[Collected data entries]
◇ ◇ ◇ ◇ ◇ ◇ ◇
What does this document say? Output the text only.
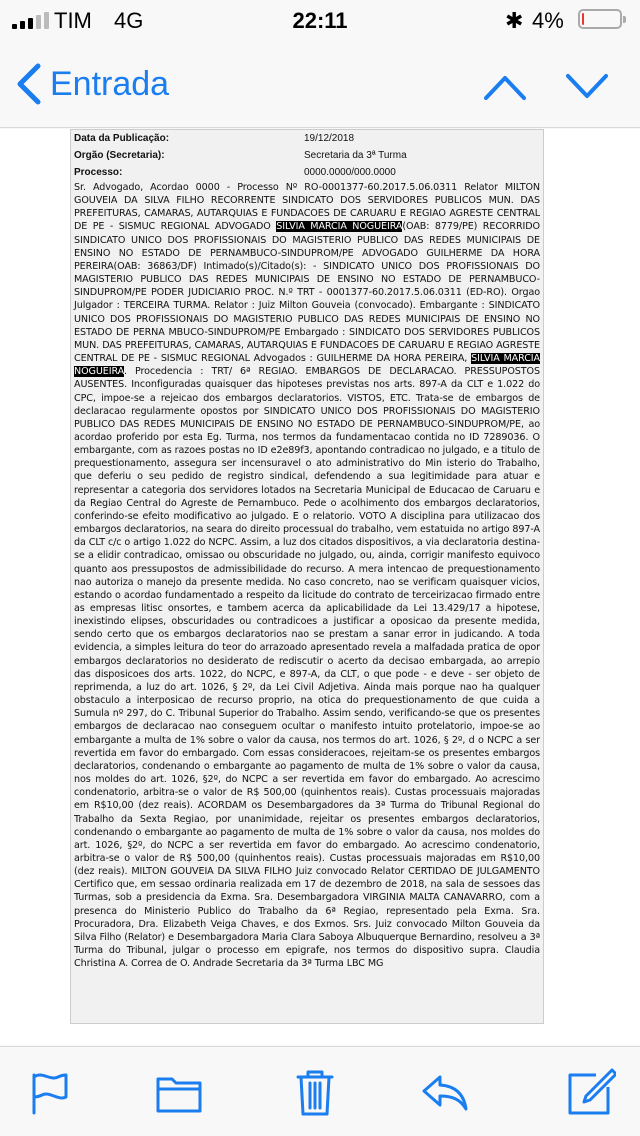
TIM 4G	22:11	✱ 4%
Entrada
Data da Publicação:	19/12/2018
Orgão (Secretaria):	Secretaria da 3ª Turma
Processo:	0000.0000/000.0000
Sr. Advogado, Acordao 0000 - Processo Nº RO-0001377-60.2017.5.06.0311 Relator MILTON GOUVEIA DA SILVA FILHO RECORRENTE SINDICATO DOS SERVIDORES PUBLICOS MUN. DAS PREFEITURAS, CAMARAS, AUTARQUIAS E FUNDACOES DE CARUARU E REGIAO AGRESTE CENTRAL DE PE - SISMUC REGIONAL ADVOGADO SILVIA MARCIA NOGUEIRA(OAB: 8779/PE) RECORRIDO SINDICATO UNICO DOS PROFISSIONAIS DO MAGISTERIO PUBLICO DAS REDES MUNICIPAIS DE ENSINO NO ESTADO DE PERNAMBUCO-SINDUPROM/PE ADVOGADO GUILHERME DA HORA PEREIRA(OAB: 36863/DF) Intimado(s)/Citado(s): - SINDICATO UNICO DOS PROFISSIONAIS DO MAGISTERIO PUBLICO DAS REDES MUNICIPAIS DE ENSINO NO ESTADO DE PERNAMBUCO-SINDUPROM/PE PODER JUDICIARIO PROC. N.º TRT - 0001377-60.2017.5.06.0311 (ED-RO). Orgao Julgador : TERCEIRA TURMA. Relator : Juiz Milton Gouveia (convocado). Embargante : SINDICATO UNICO DOS PROFISSIONAIS DO MAGISTERIO PUBLICO DAS REDES MUNICIPAIS DE ENSINO NO ESTADO DE PERNA MBUCO-SINDUPROM/PE Embargado : SINDICATO DOS SERVIDORES PUBLICOS MUN. DAS PREFEITURAS, CAMARAS, AUTARQUIAS E FUNDACOES DE CARUARU E REGIAO AGRESTE CENTRAL DE PE - SISMUC REGIONAL Advogados : GUILHERME DA HORA PEREIRA, SILVIA MARCIA NOGUEIRA. Procedencia : TRT/ 6ª REGIAO. EMBARGOS DE DECLARACAO. PRESSUPOSTOS AUSENTES. Inconfiguradas quaisquer das hipoteses previstas nos arts. 897-A da CLT e 1.022 do CPC, impoe-se a rejeicao dos embargos declaratorios. VISTOS, ETC. Trata-se de embargos de declaracao regularmente opostos por SINDICATO UNICO DOS PROFISSIONAIS DO MAGISTERIO PUBLICO DAS REDES MUNICIPAIS DE ENSINO NO ESTADO DE PERNAMBUCO-SINDUPROM/PE, ao acordao proferido por esta Eg. Turma, nos termos da fundamentacao contida no ID 7289036. O embargante, com as razoes postas no ID e2e89f3, apontando contradicao no julgado, e a titulo de prequestionamento, assegura ser incensuravel o ato administrativo do Min isterio do Trabalho, que deferiu o seu pedido de registro sindical, defendendo a sua legitimidade para atuar e representar a categoria dos servidores lotados na Secretaria Municipal de Educacao de Caruaru e da Regiao Central do Agreste de Pernambuco. Pede o acolhimento dos embargos declaratorios, conferindo-se efeito modificativo ao julgado. E o relatorio. VOTO A disciplina para utilizacao dos embargos declaratorios, na seara do direito processual do trabalho, vem estatuida no artigo 897-A da CLT c/c o artigo 1.022 do NCPC. Assim, a luz dos citados dispositivos, a via declaratoria destina-se a elidir contradicao, omissao ou obscuridade no julgado, ou, ainda, corrigir manifesto equivoco quanto aos pressupostos de admissibilidade do recurso. A mera intencao de prequestionamento nao autoriza o manejo da presente medida. No caso concreto, nao se verificam quaisquer vicios, estando o acordao fundamentado a respeito da licitude do contrato de terceirizacao firmado entre as empresas litisc onsortes, e tambem acerca da aplicabilidade da Lei 13.429/17 a hipotese, inexistindo elipses, obscuridades ou contradicoes a justificar a oposicao da presente medida, sendo certo que os embargos declaratorios nao se prestam a sanar error in judicando. A toda evidencia, a simples leitura do teor do arrazoado apresentado revela a malfadada pratica de opor embargos declaratorios no desiderato de rediscutir o acerto da decisao embargada, ao arrepio das disposicoes dos arts. 1022, do NCPC, e 897-A, da CLT, o que pode - e deve - ser objeto de reprimenda, a luz do art. 1026, § 2º, da Lei Civil Adjetiva. Ainda mais porque nao ha qualquer obstaculo a interposicao de recurso proprio, na otica do prequestionamento de que cuida a Sumula nº 297, do C. Tribunal Superior do Trabalho. Assim sendo, verificando-se que os presentes embargos de declaracao nao conseguem ocultar o manifesto intuito protelatorio, impoe-se ao embargante a multa de 1% sobre o valor da causa, nos termos do art. 1026, § 2º, d o NCPC a ser revertida em favor do embargado. Com essas consideracoes, rejeitam-se os presentes embargos declaratorios, condenando o embargante ao pagamento de multa de 1% sobre o valor da causa, nos moldes do art. 1026, §2º, do NCPC a ser revertida em favor do embargado. Ao acrescimo condenatorio, arbitra-se o valor de R$ 500,00 (quinhentos reais). Custas processuais majoradas em R$10,00 (dez reais). ACORDAM os Desembargadores da 3ª Turma do Tribunal Regional do Trabalho da Sexta Regiao, por unanimidade, rejeitar os presentes embargos declaratorios, condenando o embargante ao pagamento de multa de 1% sobre o valor da causa, nos moldes do art. 1026, §2º, do NCPC a ser revertida em favor do embargado. Ao acrescimo condenatorio, arbitra-se o valor de R$ 500,00 (quinhentos reais). Custas processuais majoradas em R$10,00 (dez reais). MILTON GOUVEIA DA SILVA FILHO Juiz convocado Relator CERTIDAO DE JULGAMENTO Certifico que, em sessao ordinaria realizada em 17 de dezembro de 2018, na sala de sessoes das Turmas, sob a presidencia da Exma. Sra. Desembargadora VIRGINIA MALTA CANAVARRO, com a presenca do Ministerio Publico do Trabalho da 6ª Regiao, representado pela Exma. Sra. Procuradora, Dra. Elizabeth Veiga Chaves, e dos Exmos. Srs. Juiz convocado Milton Gouveia da Silva Filho (Relator) e Desembargadora Maria Clara Saboya Albuquerque Bernardino, resolveu a 3ª Turma do Tribunal, julgar o processo em epigrafe, nos termos do dispositivo supra. Claudia Christina A. Correa de O. Andrade Secretaria da 3ª Turma LBC MG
◇ ◇ ◇ ◇ ◇ ◇ ◇
Quote the records above exactly, leaving out any pictures.

**The result**
What does this document say? Output the text only.
TIM 4G	22:11	✱ 4%
Entrada
Data da Publicação:	19/12/2018
Orgão (Secretaria):	Secretaria da 3ª Turma
Processo:	0000.0000/000.0000
Sr. Advogado, Acordao 0000 - Processo Nº RO-0001377-60.2017.5.06.0311 Relator MILTON GOUVEIA DA SILVA FILHO RECORRENTE SINDICATO DOS SERVIDORES PUBLICOS MUN. DAS PREFEITURAS, CAMARAS, AUTARQUIAS E FUNDACOES DE CARUARU E REGIAO AGRESTE CENTRAL DE PE - SISMUC REGIONAL ADVOGADO SILVIA MARCIA NOGUEIRA(OAB: 8779/PE) RECORRIDO SINDICATO UNICO DOS PROFISSIONAIS DO MAGISTERIO PUBLICO DAS REDES MUNICIPAIS DE ENSINO NO ESTADO DE PERNAMBUCO-SINDUPROM/PE ADVOGADO GUILHERME DA HORA PEREIRA(OAB: 36863/DF) Intimado(s)/Citado(s): - SINDICATO UNICO DOS PROFISSIONAIS DO MAGISTERIO PUBLICO DAS REDES MUNICIPAIS DE ENSINO NO ESTADO DE PERNAMBUCO-SINDUPROM/PE PODER JUDICIARIO PROC. N.º TRT - 0001377-60.2017.5.06.0311 (ED-RO). Orgao Julgador : TERCEIRA TURMA. Relator : Juiz Milton Gouveia (convocado). Embargante : SINDICATO UNICO DOS PROFISSIONAIS DO MAGISTERIO PUBLICO DAS REDES MUNICIPAIS DE ENSINO NO ESTADO DE PERNA MBUCO-SINDUPROM/PE Embargado : SINDICATO DOS SERVIDORES PUBLICOS MUN. DAS PREFEITURAS, CAMARAS, AUTARQUIAS E FUNDACOES DE CARUARU E REGIAO AGRESTE CENTRAL DE PE - SISMUC REGIONAL Advogados : GUILHERME DA HORA PEREIRA, SILVIA MARCIA NOGUEIRA. Procedencia : TRT/ 6ª REGIAO. EMBARGOS DE DECLARACAO. PRESSUPOSTOS AUSENTES. Inconfiguradas quaisquer das hipoteses previstas nos arts. 897-A da CLT e 1.022 do CPC, impoe-se a rejeicao dos embargos declaratorios. VISTOS, ETC. Trata-se de embargos de declaracao regularmente opostos por SINDICATO UNICO DOS PROFISSIONAIS DO MAGISTERIO PUBLICO DAS REDES MUNICIPAIS DE ENSINO NO ESTADO DE PERNAMBUCO-SINDUPROM/PE, ao acordao proferido por esta Eg. Turma, nos termos da fundamentacao contida no ID 7289036. O embargante, com as razoes postas no ID e2e89f3, apontando contradicao no julgado, e a titulo de prequestionamento, assegura ser incensuravel o ato administrativo do Min isterio do Trabalho, que deferiu o seu pedido de registro sindical, defendendo a sua legitimidade para atuar e representar a categoria dos servidores lotados na Secretaria Municipal de Educacao de Caruaru e da Regiao Central do Agreste de Pernambuco. Pede o acolhimento dos embargos declaratorios, conferindo-se efeito modificativo ao julgado. E o relatorio. VOTO A disciplina para utilizacao dos embargos declaratorios, na seara do direito processual do trabalho, vem estatuida no artigo 897-A da CLT c/c o artigo 1.022 do NCPC. Assim, a luz dos citados dispositivos, a via declaratoria destina-se a elidir contradicao, omissao ou obscuridade no julgado, ou, ainda, corrigir manifesto equivoco quanto aos pressupostos de admissibilidade do recurso. A mera intencao de prequestionamento nao autoriza o manejo da presente medida. No caso concreto, nao se verificam quaisquer vicios, estando o acordao fundamentado a respeito da licitude do contrato de terceirizacao firmado entre as empresas litisc onsortes, e tambem acerca da aplicabilidade da Lei 13.429/17 a hipotese, inexistindo elipses, obscuridades ou contradicoes a justificar a oposicao da presente medida, sendo certo que os embargos declaratorios nao se prestam a sanar error in judicando. A toda evidencia, a simples leitura do teor do arrazoado apresentado revela a malfadada pratica de opor embargos declaratorios no desiderato de rediscutir o acerto da decisao embargada, ao arrepio das disposicoes dos arts. 1022, do NCPC, e 897-A, da CLT, o que pode - e deve - ser objeto de reprimenda, a luz do art. 1026, § 2º, da Lei Civil Adjetiva. Ainda mais porque nao ha qualquer obstaculo a interposicao de recurso proprio, na otica do prequestionamento de que cuida a Sumula nº 297, do C. Tribunal Superior do Trabalho. Assim sendo, verificando-se que os presentes embargos de declaracao nao conseguem ocultar o manifesto intuito protelatorio, impoe-se ao embargante a multa de 1% sobre o valor da causa, nos termos do art. 1026, § 2º, d o NCPC a ser revertida em favor do embargado. Com essas consideracoes, rejeitam-se os presentes embargos declaratorios, condenando o embargante ao pagamento de multa de 1% sobre o valor da causa, nos moldes do art. 1026, §2º, do NCPC a ser revertida em favor do embargado. Ao acrescimo condenatorio, arbitra-se o valor de R$ 500,00 (quinhentos reais). Custas processuais majoradas em R$10,00 (dez reais). ACORDAM os Desembargadores da 3ª Turma do Tribunal Regional do Trabalho da Sexta Regiao, por unanimidade, rejeitar os presentes embargos declaratorios, condenando o embargante ao pagamento de multa de 1% sobre o valor da causa, nos moldes do art. 1026, §2º, do NCPC a ser revertida em favor do embargado. Ao acrescimo condenatorio, arbitra-se o valor de R$ 500,00 (quinhentos reais). Custas processuais majoradas em R$10,00 (dez reais). MILTON GOUVEIA DA SILVA FILHO Juiz convocado Relator CERTIDAO DE JULGAMENTO Certifico que, em sessao ordinaria realizada em 17 de dezembro de 2018, na sala de sessoes das Turmas, sob a presidencia da Exma. Sra. Desembargadora VIRGINIA MALTA CANAVARRO, com a presenca do Ministerio Publico do Trabalho da 6ª Regiao, representado pela Exma. Sra. Procuradora, Dra. Elizabeth Veiga Chaves, e dos Exmos. Srs. Juiz convocado Milton Gouveia da Silva Filho (Relator) e Desembargadora Maria Clara Saboya Albuquerque Bernardino, resolveu a 3ª Turma do Tribunal, julgar o processo em epigrafe, nos termos do dispositivo supra. Claudia Christina A. Correa de O. Andrade Secretaria da 3ª Turma LBC MG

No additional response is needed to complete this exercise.